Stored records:
-- BEGIN --

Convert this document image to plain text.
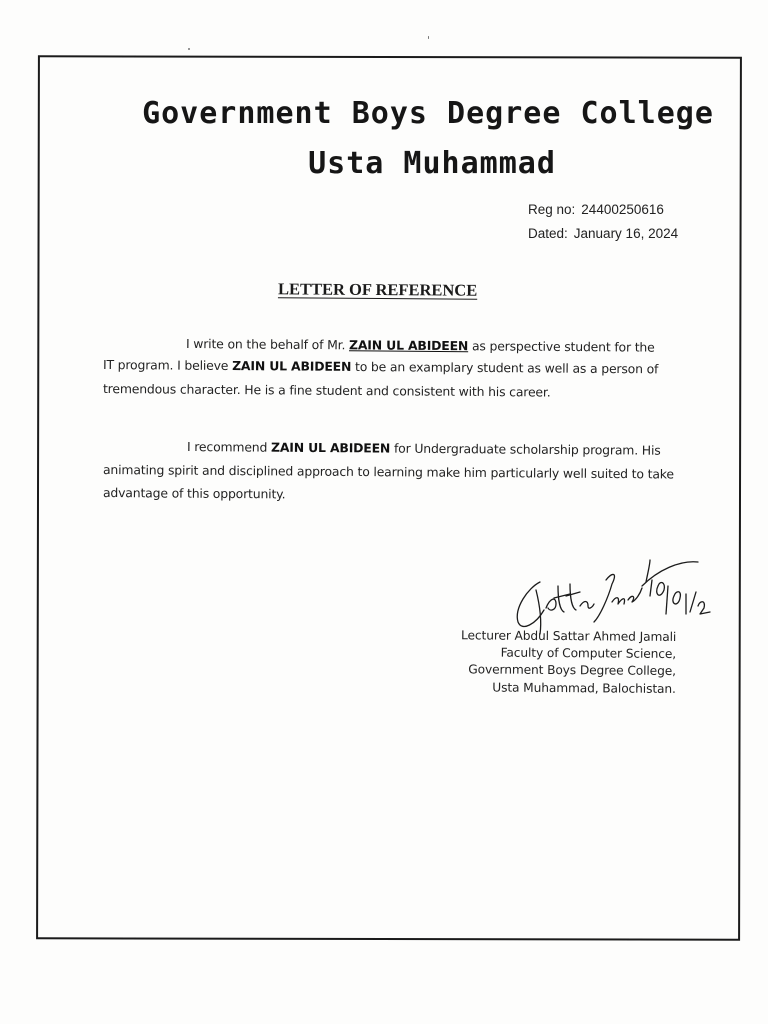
Government Boys Degree College
Usta Muhammad
Reg no: 24400250616
Dated: January 16, 2024
LETTER OF REFERENCE
I write on the behalf of Mr. ZAIN UL ABIDEEN as perspective student for the
IT program. I believe ZAIN UL ABIDEEN to be an examplary student as well as a person of
tremendous character. He is a fine student and consistent with his career.
I recommend ZAIN UL ABIDEEN for Undergraduate scholarship program. His
animating spirit and disciplined approach to learning make him particularly well suited to take
advantage of this opportunity.
16/01/24
Lecturer Abdul Sattar Ahmed Jamali
Faculty of Computer Science,
Government Boys Degree College,
Usta Muhammad, Balochistan.
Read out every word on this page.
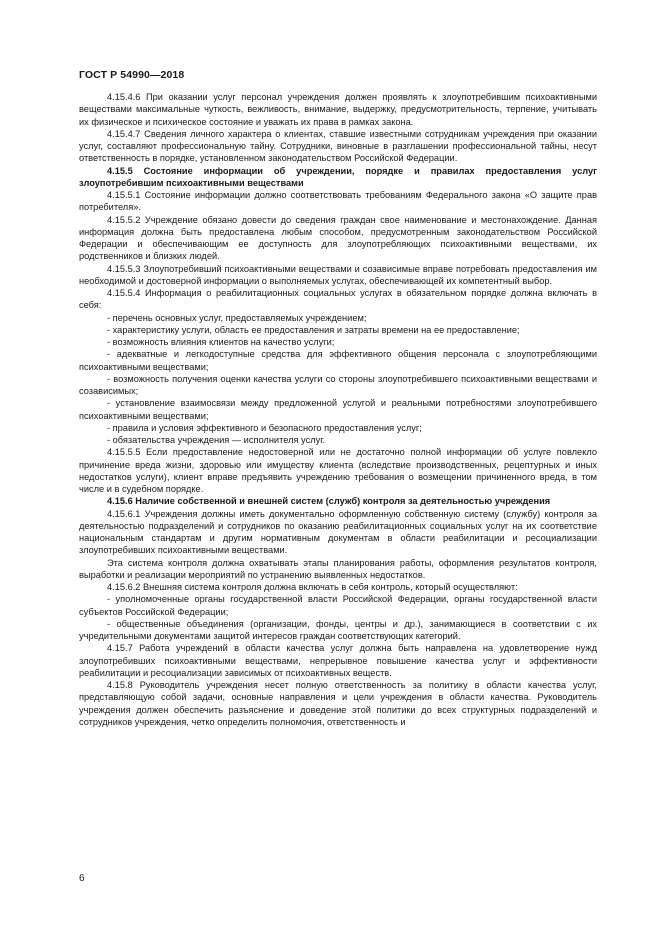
ГОСТ Р 54990—2018

4.15.4.6 При оказании услуг персонал учреждения должен проявлять к злоупотребившим психоактивными веществами максимальные чуткость, вежливость, внимание, выдержку, предусмотрительность, терпение, учитывать их физическое и психическое состояние и уважать их права в рамках закона.

4.15.4.7 Сведения личного характера о клиентах, ставшие известными сотрудникам учреждения при оказании услуг, составляют профессиональную тайну. Сотрудники, виновные в разглашении профессиональной тайны, несут ответственность в порядке, установленном законодательством Российской Федерации.

4.15.5 Состояние информации об учреждении, порядке и правилах предоставления услуг злоупотребившим психоактивными веществами

4.15.5.1 Состояние информации должно соответствовать требованиям Федерального закона «О защите прав потребителя».

4.15.5.2 Учреждение обязано довести до сведения граждан свое наименование и местонахождение. Данная информация должна быть предоставлена любым способом, предусмотренным законодательством Российской Федерации и обеспечивающим ее доступность для злоупотребляющих психоактивными веществами, их родственников и близких людей.

4.15.5.3 Злоупотребивший психоактивными веществами и созависимые вправе потребовать предоставления им необходимой и достоверной информации о выполняемых услугах, обеспечивающей их компетентный выбор.

4.15.5.4 Информация о реабилитационных социальных услугах в обязательном порядке должна включать в себя:

- перечень основных услуг, предоставляемых учреждением;

- характеристику услуги, область ее предоставления и затраты времени на ее предоставление;

- возможность влияния клиентов на качество услуги;

- адекватные и легкодоступные средства для эффективного общения персонала с злоупотребляющими психоактивными веществами;

- возможность получения оценки качества услуги со стороны злоупотребившего психоактивными веществами и созависимых;

- установление взаимосвязи между предложенной услугой и реальными потребностями злоупотребившего психоактивными веществами;

- правила и условия эффективного и безопасного предоставления услуг;

- обязательства учреждения — исполнителя услуг.

4.15.5.5 Если предоставление недостоверной или не достаточно полной информации об услуге повлекло причинение вреда жизни, здоровью или имуществу клиента (вследствие производственных, рецептурных и иных недостатков услуги), клиент вправе предъявить учреждению требования о возмещении причиненного вреда, в том числе и в судебном порядке.

4.15.6 Наличие собственной и внешней систем (служб) контроля за деятельностью учреждения

4.15.6.1 Учреждения должны иметь документально оформленную собственную систему (службу) контроля за деятельностью подразделений и сотрудников по оказанию реабилитационных социальных услуг на их соответствие национальным стандартам и другим нормативным документам в области реабилитации и ресоциализации злоупотребивших психоактивными веществами.

Эта система контроля должна охватывать этапы планирования работы, оформления результатов контроля, выработки и реализации мероприятий по устранению выявленных недостатков.

4.15.6.2 Внешняя система контроля должна включать в себя контроль, который осуществляют:

- уполномоченные органы государственной власти Российской Федерации, органы государственной власти субъектов Российской Федерации;

- общественные объединения (организации, фонды, центры и др.), занимающиеся в соответствии с их учредительными документами защитой интересов граждан соответствующих категорий.

4.15.7 Работа учреждений в области качества услуг должна быть направлена на удовлетворение нужд злоупотребивших психоактивными веществами, непрерывное повышение качества услуг и эффективности реабилитации и ресоциализации зависимых от психоактивных веществ.

4.15.8 Руководитель учреждения несет полную ответственность за политику в области качества услуг, представляющую собой задачи, основные направления и цели учреждения в области качества. Руководитель учреждения должен обеспечить разъяснение и доведение этой политики до всех структурных подразделений и сотрудников учреждения, четко определить полномочия, ответственность и

6
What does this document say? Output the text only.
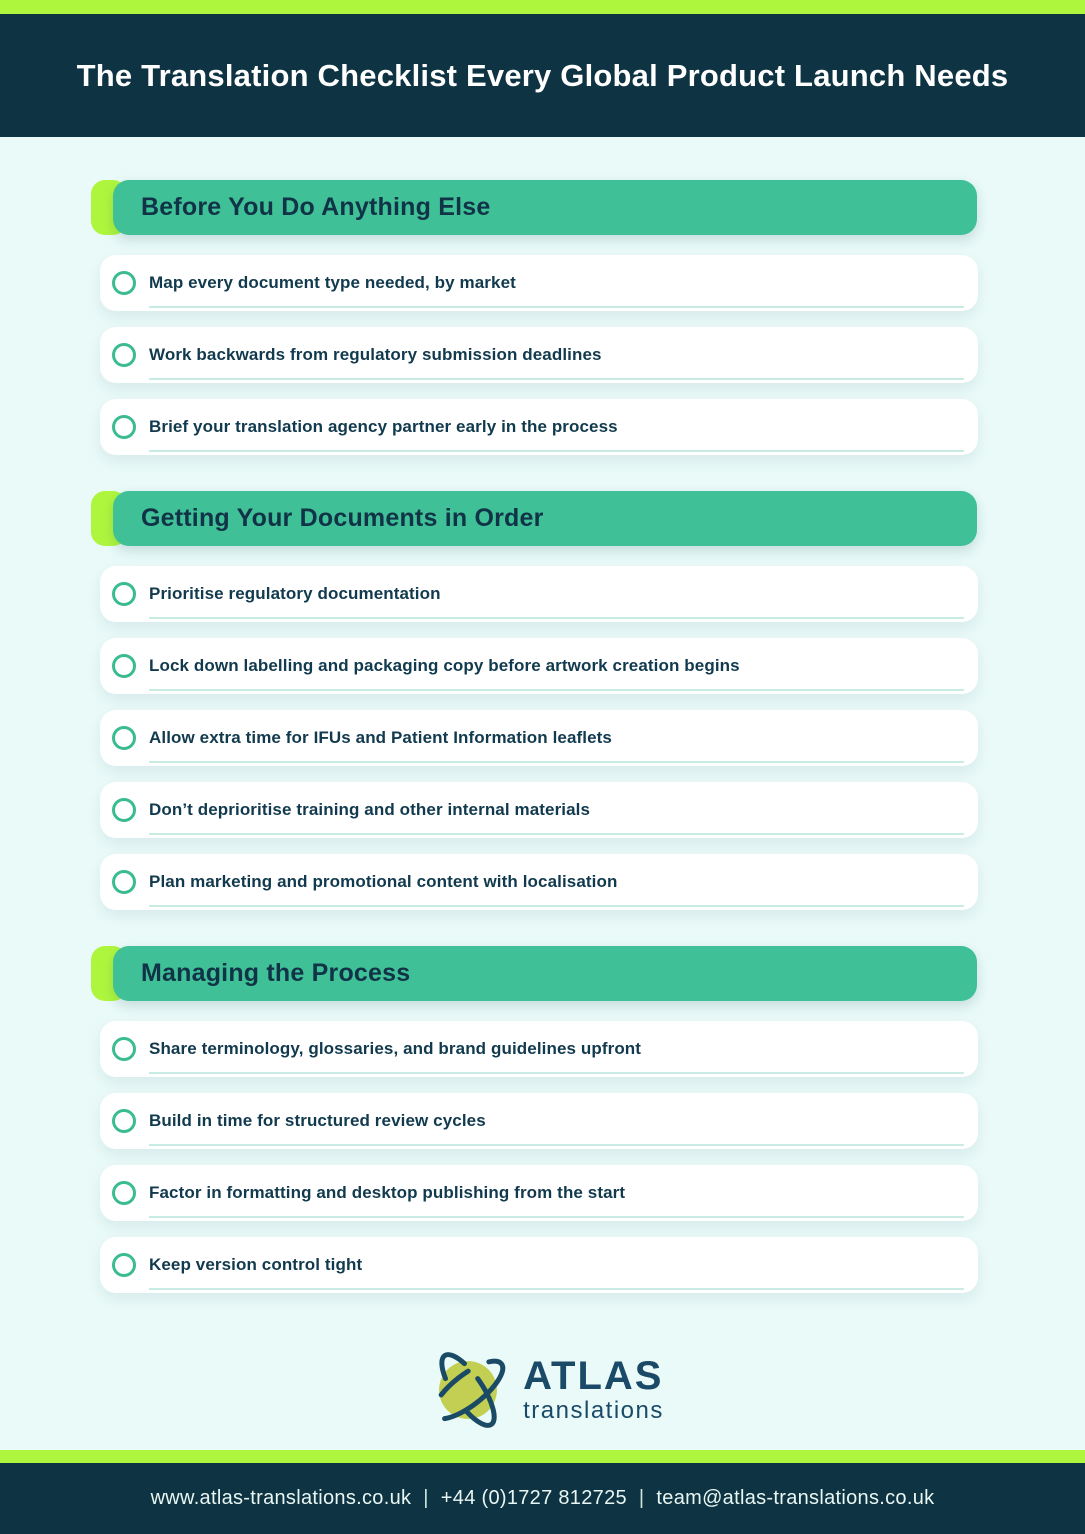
The Translation Checklist Every Global Product Launch Needs
Before You Do Anything Else
Map every document type needed, by market
Work backwards from regulatory submission deadlines
Brief your translation agency partner early in the process
Getting Your Documents in Order
Prioritise regulatory documentation
Lock down labelling and packaging copy before artwork creation begins
Allow extra time for IFUs and Patient Information leaflets
Don’t deprioritise training and other internal materials
Plan marketing and promotional content with localisation
Managing the Process
Share terminology, glossaries, and brand guidelines upfront
Build in time for structured review cycles
Factor in formatting and desktop publishing from the start
Keep version control tight
ATLAS
translations
www.atlas-translations.co.uk | +44 (0)1727 812725 | team@atlas-translations.co.uk
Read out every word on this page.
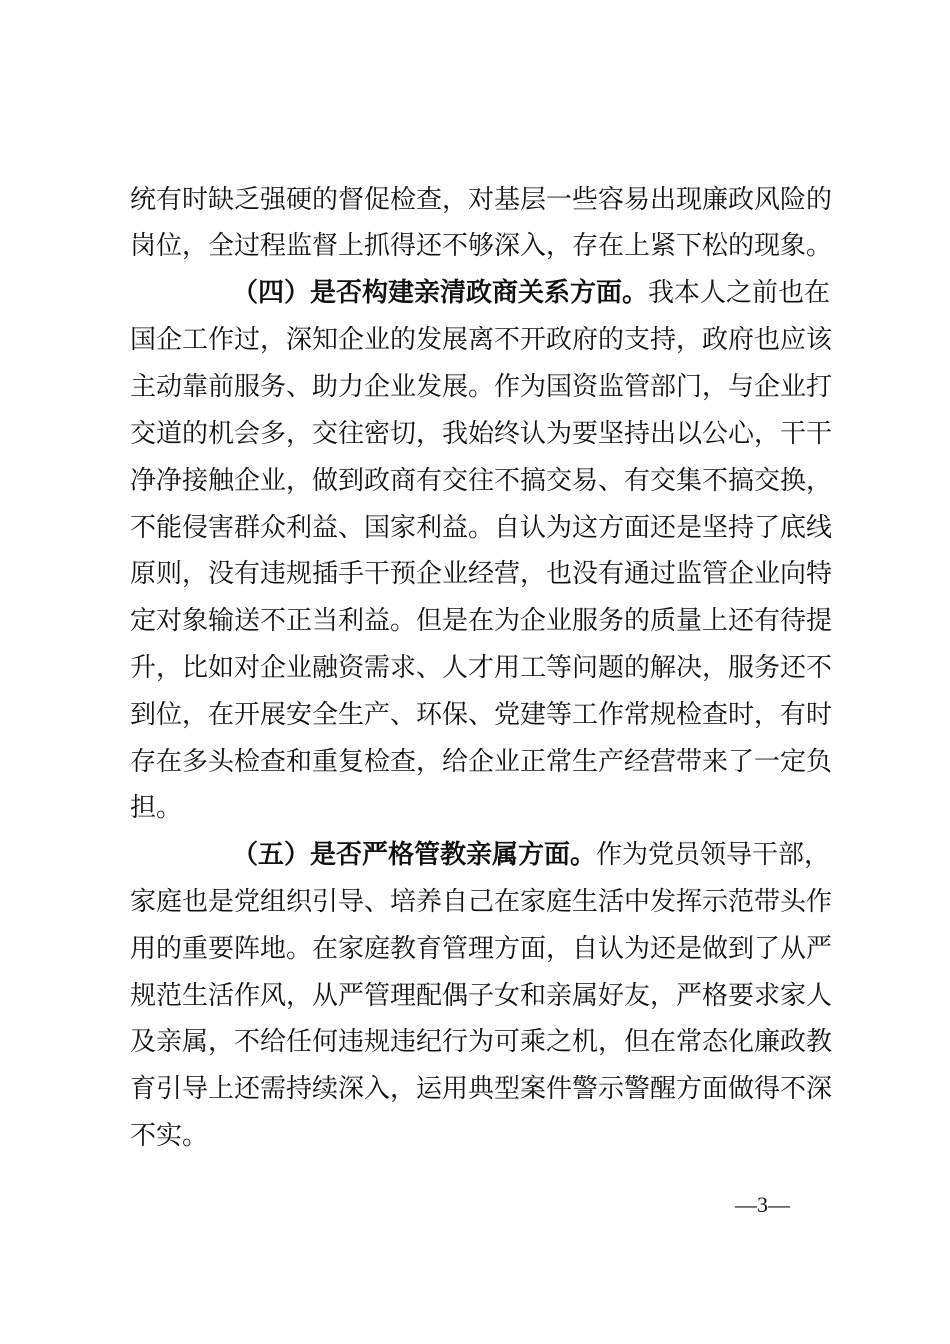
统有时缺乏强硬的督促检查，对基层一些容易出现廉政风险的
岗位，全过程监督上抓得还不够深入，存在上紧下松的现象。
（四）是否构建亲清政商关系方面。我本人之前也在
国企工作过，深知企业的发展离不开政府的支持，政府也应该
主动靠前服务、助力企业发展。作为国资监管部门，与企业打
交道的机会多，交往密切，我始终认为要坚持出以公心，干干
净净接触企业，做到政商有交往不搞交易、有交集不搞交换，
不能侵害群众利益、国家利益。自认为这方面还是坚持了底线
原则，没有违规插手干预企业经营，也没有通过监管企业向特
定对象输送不正当利益。但是在为企业服务的质量上还有待提
升，比如对企业融资需求、人才用工等问题的解决，服务还不
到位，在开展安全生产、环保、党建等工作常规检查时，有时
存在多头检查和重复检查，给企业正常生产经营带来了一定负
担。
（五）是否严格管教亲属方面。作为党员领导干部，
家庭也是党组织引导、培养自己在家庭生活中发挥示范带头作
用的重要阵地。在家庭教育管理方面，自认为还是做到了从严
规范生活作风，从严管理配偶子女和亲属好友，严格要求家人
及亲属，不给任何违规违纪行为可乘之机，但在常态化廉政教
育引导上还需持续深入，运用典型案件警示警醒方面做得不深
不实。
—3—
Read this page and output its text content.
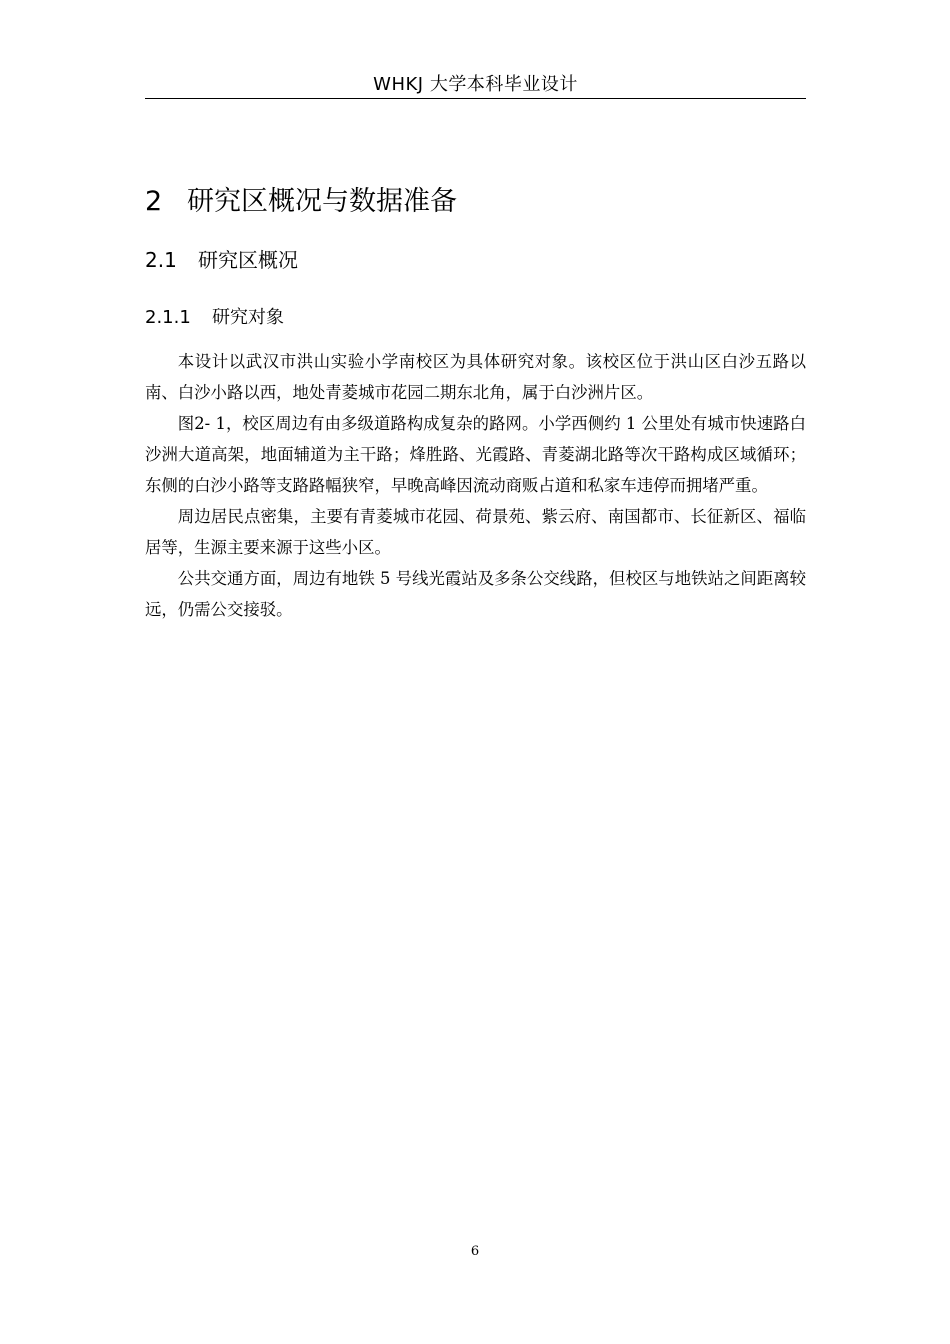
WHKJ 大学本科毕业设计
2 研究区概况与数据准备
2.1 研究区概况
2.1.1 研究对象

本设计以武汉市洪山实验小学南校区为具体研究对象。该校区位于洪山区白沙五路以南、白沙小路以西，地处青菱城市花园二期东北角，属于白沙洲片区。

图2- 1，校区周边有由多级道路构成复杂的路网。小学西侧约 1 公里处有城市快速路白沙洲大道高架，地面辅道为主干路；烽胜路、光霞路、青菱湖北路等次干路构成区域循环；东侧的白沙小路等支路路幅狭窄，早晚高峰因流动商贩占道和私家车违停而拥堵严重。

周边居民点密集，主要有青菱城市花园、荷景苑、紫云府、南国都市、长征新区、福临居等，生源主要来源于这些小区。

公共交通方面，周边有地铁 5 号线光霞站及多条公交线路，但校区与地铁站之间距离较远，仍需公交接驳。

6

-- END --

## Your objective
Look through the entries above for the word "сотрудников". Copy every line where it shows up.

## Response
4.15.6.1 Учреждения должны иметь документально оформленную собственную систему (службу) контроля за деятельностью подразделений и сотрудников по оказанию реабилитационных социальных услуг на их соответствие национальным стандартам и другим нормативным документам в области реабилитации и ресоциализации злоупотребивших психоактивными веществами.
4.15.8 Руководитель учреждения несет полную ответственность за политику в области качества услуг, представляющую собой задачи, основные направления и цели учреждения в области качества. Руководитель учреждения должен обеспечить разъяснение и доведение этой политики до всех структурных подразделений и сотрудников учреждения, четко определить полномочия, ответственность и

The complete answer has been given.